##### Input material #####

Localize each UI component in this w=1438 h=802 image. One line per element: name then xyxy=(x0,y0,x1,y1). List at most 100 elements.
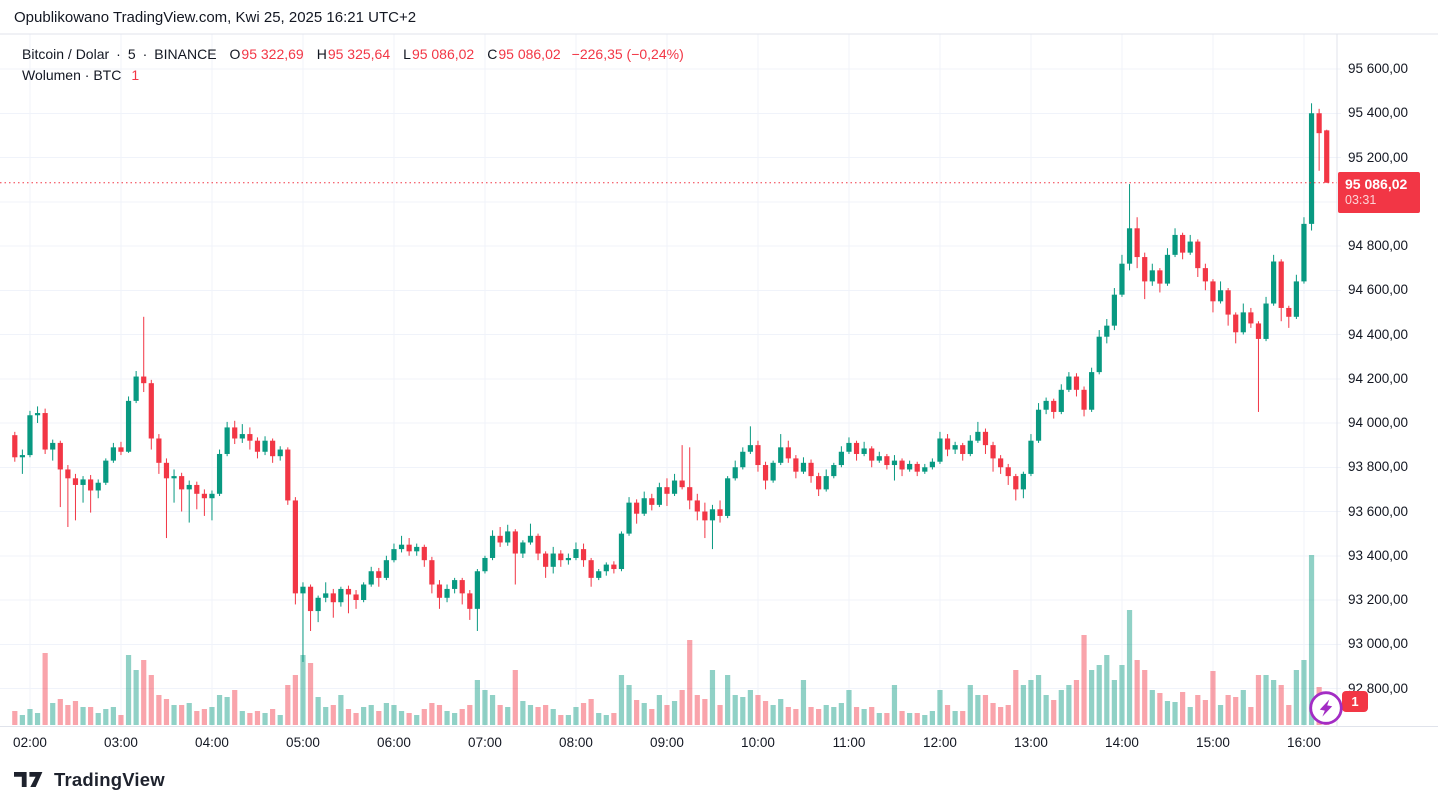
candle-body xyxy=(770,462,776,481)
candle-body xyxy=(232,427,238,439)
volume-bar xyxy=(163,699,170,725)
candle-body xyxy=(641,498,647,514)
candle-body xyxy=(520,542,526,554)
candle-body xyxy=(611,564,617,570)
volume-bar xyxy=(262,713,268,725)
candle-body xyxy=(474,571,480,609)
volume-bar xyxy=(186,703,192,725)
time-axis-label: 08:00 xyxy=(559,735,593,750)
volume-bar xyxy=(664,705,670,725)
volume-bar xyxy=(315,697,321,725)
symbol-title[interactable]: Bitcoin / Dolar xyxy=(22,46,110,62)
candle-body xyxy=(808,462,814,477)
volume-bar xyxy=(1278,685,1284,725)
volume-bar xyxy=(1255,675,1262,725)
candle-body xyxy=(1187,241,1193,253)
candle-body xyxy=(239,434,245,439)
volume-bar xyxy=(1202,700,1208,725)
candle-body xyxy=(565,557,571,561)
candle-wick xyxy=(749,426,751,454)
volume-bar xyxy=(785,707,791,725)
volume-bar xyxy=(914,713,920,725)
volume-bar xyxy=(869,707,875,725)
volume-bar xyxy=(436,705,443,725)
volume-bar xyxy=(717,705,723,725)
volume-bar xyxy=(755,695,761,725)
volume-bar xyxy=(512,670,518,725)
time-axis-label: 10:00 xyxy=(741,735,775,750)
volume-bar xyxy=(709,670,716,725)
candle-wick xyxy=(325,582,327,603)
volume-bar xyxy=(361,707,367,725)
candle-body xyxy=(80,479,86,485)
volume-bar xyxy=(118,715,124,725)
volume-bar xyxy=(133,670,139,725)
volume-bar xyxy=(239,711,245,725)
separator-dot: · xyxy=(116,46,121,62)
footer-attribution[interactable]: TradingView xyxy=(0,758,1438,802)
volume-bar xyxy=(1271,680,1277,725)
volume-bar xyxy=(171,705,177,725)
volume-bar xyxy=(1020,685,1026,725)
volume-bar xyxy=(960,711,966,725)
volume-bar xyxy=(922,715,928,725)
candle-body xyxy=(671,480,678,494)
candle-body xyxy=(65,469,71,479)
volume-bar xyxy=(1217,705,1224,725)
volume-bar xyxy=(323,707,329,725)
volume-bar xyxy=(876,713,882,725)
flash-idea-icon[interactable] xyxy=(1306,688,1346,728)
volume-bar xyxy=(793,709,799,725)
time-axis-label: 14:00 xyxy=(1105,735,1139,750)
candle-body xyxy=(315,597,321,612)
candle-body xyxy=(133,376,139,401)
candle-body xyxy=(421,546,427,561)
candle-body xyxy=(1126,228,1133,264)
candle-body xyxy=(1043,400,1049,410)
time-axis-label: 09:00 xyxy=(650,735,684,750)
volume-bar xyxy=(975,695,981,725)
candle-body xyxy=(414,546,420,552)
candle-body xyxy=(57,442,63,470)
volume-bar xyxy=(944,705,951,725)
candle-wick xyxy=(67,465,69,527)
time-axis[interactable]: 02:00 03:00 04:00 05:00 06:00 07:00 08:00 09:00… xyxy=(0,726,1438,759)
volume-label[interactable]: Wolumen · BTC xyxy=(22,67,122,83)
volume-bar xyxy=(65,705,71,725)
candle-body xyxy=(141,376,147,384)
price-axis-label: 94 600,00 xyxy=(1348,282,1409,298)
volume-bar xyxy=(1119,665,1125,725)
candle-body xyxy=(1058,389,1064,412)
candle-body xyxy=(27,415,33,456)
high-value: H95 325,64 xyxy=(316,46,391,62)
candle-body xyxy=(588,560,594,578)
candle-wick xyxy=(143,316,145,393)
volume-bar xyxy=(1043,695,1049,725)
volume-bar xyxy=(967,685,973,725)
candle-body xyxy=(793,458,799,472)
volume-bar xyxy=(247,713,253,725)
candle-body xyxy=(990,445,996,459)
candle-body xyxy=(755,445,761,466)
candle-body xyxy=(823,476,829,490)
candle-body xyxy=(596,571,602,578)
volume-bar xyxy=(929,711,935,725)
candle-body xyxy=(929,461,935,468)
time-axis-label: 05:00 xyxy=(286,735,320,750)
candle-body xyxy=(816,476,822,490)
volume-bar xyxy=(1233,697,1239,725)
candle-body xyxy=(960,445,966,454)
interval-value[interactable]: 5 xyxy=(127,46,136,62)
candle-body xyxy=(891,460,898,466)
volume-bar xyxy=(1028,680,1034,725)
bar-countdown: 03:31 xyxy=(1345,193,1377,207)
volume-bar xyxy=(110,707,116,725)
candle-body xyxy=(527,535,534,543)
candle-body xyxy=(300,586,306,594)
candle-body xyxy=(285,449,291,501)
volume-bar xyxy=(831,707,837,725)
time-axis-label: 15:00 xyxy=(1196,735,1230,750)
time-axis-label: 03:00 xyxy=(104,735,138,750)
volume-bar xyxy=(452,713,458,725)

#####

Copy the listing above line for line, without changing anything, and leave out the picture.

Localize each UI component in this w=1438 h=802 image. One line per element: name then xyxy=(x0,y0,x1,y1). List at most 100 elements.
candle-body xyxy=(770,462,776,481)
candle-body xyxy=(232,427,238,439)
volume-bar xyxy=(163,699,170,725)
candle-body xyxy=(641,498,647,514)
candle-body xyxy=(520,542,526,554)
candle-body xyxy=(611,564,617,570)
volume-bar xyxy=(262,713,268,725)
candle-body xyxy=(474,571,480,609)
volume-bar xyxy=(186,703,192,725)
time-axis-label: 08:00 xyxy=(559,735,593,750)
volume-bar xyxy=(664,705,670,725)
volume-bar xyxy=(315,697,321,725)
symbol-title[interactable]: Bitcoin / Dolar xyxy=(22,46,110,62)
candle-body xyxy=(808,462,814,477)
volume-bar xyxy=(1278,685,1284,725)
volume-bar xyxy=(1255,675,1262,725)
candle-body xyxy=(1187,241,1193,253)
candle-body xyxy=(239,434,245,439)
volume-bar xyxy=(1202,700,1208,725)
candle-body xyxy=(565,557,571,561)
candle-wick xyxy=(749,426,751,454)
volume-bar xyxy=(785,707,791,725)
volume-bar xyxy=(914,713,920,725)
volume-bar xyxy=(869,707,875,725)
volume-bar xyxy=(436,705,443,725)
volume-bar xyxy=(717,705,723,725)
volume-bar xyxy=(755,695,761,725)
volume-bar xyxy=(512,670,518,725)
time-axis-label: 10:00 xyxy=(741,735,775,750)
volume-bar xyxy=(709,670,716,725)
candle-wick xyxy=(325,582,327,603)
volume-bar xyxy=(361,707,367,725)
candle-body xyxy=(80,479,86,485)
volume-bar xyxy=(118,715,124,725)
volume-bar xyxy=(133,670,139,725)
volume-bar xyxy=(239,711,245,725)
separator-dot: · xyxy=(116,46,121,62)
footer-attribution[interactable]: TradingView xyxy=(0,758,1438,802)
volume-bar xyxy=(1271,680,1277,725)
volume-bar xyxy=(171,705,177,725)
volume-bar xyxy=(1020,685,1026,725)
volume-bar xyxy=(960,711,966,725)
volume-bar xyxy=(922,715,928,725)
candle-body xyxy=(671,480,678,494)
candle-body xyxy=(65,469,71,479)
volume-bar xyxy=(1217,705,1224,725)
volume-bar xyxy=(323,707,329,725)
volume-bar xyxy=(876,713,882,725)
flash-idea-icon[interactable] xyxy=(1306,688,1346,728)
volume-bar xyxy=(793,709,799,725)
time-axis-label: 14:00 xyxy=(1105,735,1139,750)
candle-body xyxy=(315,597,321,612)
candle-body xyxy=(133,376,139,401)
candle-body xyxy=(421,546,427,561)
candle-body xyxy=(1126,228,1133,264)
candle-body xyxy=(1043,400,1049,410)
time-axis-label: 09:00 xyxy=(650,735,684,750)
volume-bar xyxy=(975,695,981,725)
candle-body xyxy=(414,546,420,552)
candle-body xyxy=(57,442,63,470)
volume-bar xyxy=(944,705,951,725)
candle-wick xyxy=(67,465,69,527)
time-axis[interactable]: 02:00 03:00 04:00 05:00 06:00 07:00 08:00 09:00… xyxy=(0,726,1438,759)
volume-label[interactable]: Wolumen · BTC xyxy=(22,67,122,83)
volume-bar xyxy=(65,705,71,725)
candle-body xyxy=(141,376,147,384)
price-axis-label: 94 600,00 xyxy=(1348,282,1409,298)
volume-bar xyxy=(1119,665,1125,725)
candle-body xyxy=(1058,389,1064,412)
candle-body xyxy=(27,415,33,456)
high-value: H95 325,64 xyxy=(316,46,391,62)
candle-body xyxy=(588,560,594,578)
candle-wick xyxy=(143,316,145,393)
volume-bar xyxy=(1043,695,1049,725)
volume-bar xyxy=(967,685,973,725)
candle-body xyxy=(793,458,799,472)
volume-bar xyxy=(247,713,253,725)
candle-body xyxy=(990,445,996,459)
candle-body xyxy=(755,445,761,466)
candle-body xyxy=(823,476,829,490)
candle-body xyxy=(596,571,602,578)
volume-bar xyxy=(929,711,935,725)
candle-body xyxy=(929,461,935,468)
time-axis-label: 05:00 xyxy=(286,735,320,750)
candle-body xyxy=(816,476,822,490)
volume-bar xyxy=(1233,697,1239,725)
candle-body xyxy=(960,445,966,454)
interval-value[interactable]: 5 xyxy=(127,46,136,62)
candle-body xyxy=(891,460,898,466)
volume-bar xyxy=(1028,680,1034,725)
bar-countdown: 03:31 xyxy=(1345,193,1377,207)
volume-bar xyxy=(110,707,116,725)
candle-body xyxy=(527,535,534,543)
candle-body xyxy=(300,586,306,594)
candle-body xyxy=(285,449,291,501)
volume-bar xyxy=(831,707,837,725)
time-axis-label: 15:00 xyxy=(1196,735,1230,750)
time-axis-label: 03:00 xyxy=(104,735,138,750)
volume-bar xyxy=(452,713,458,725)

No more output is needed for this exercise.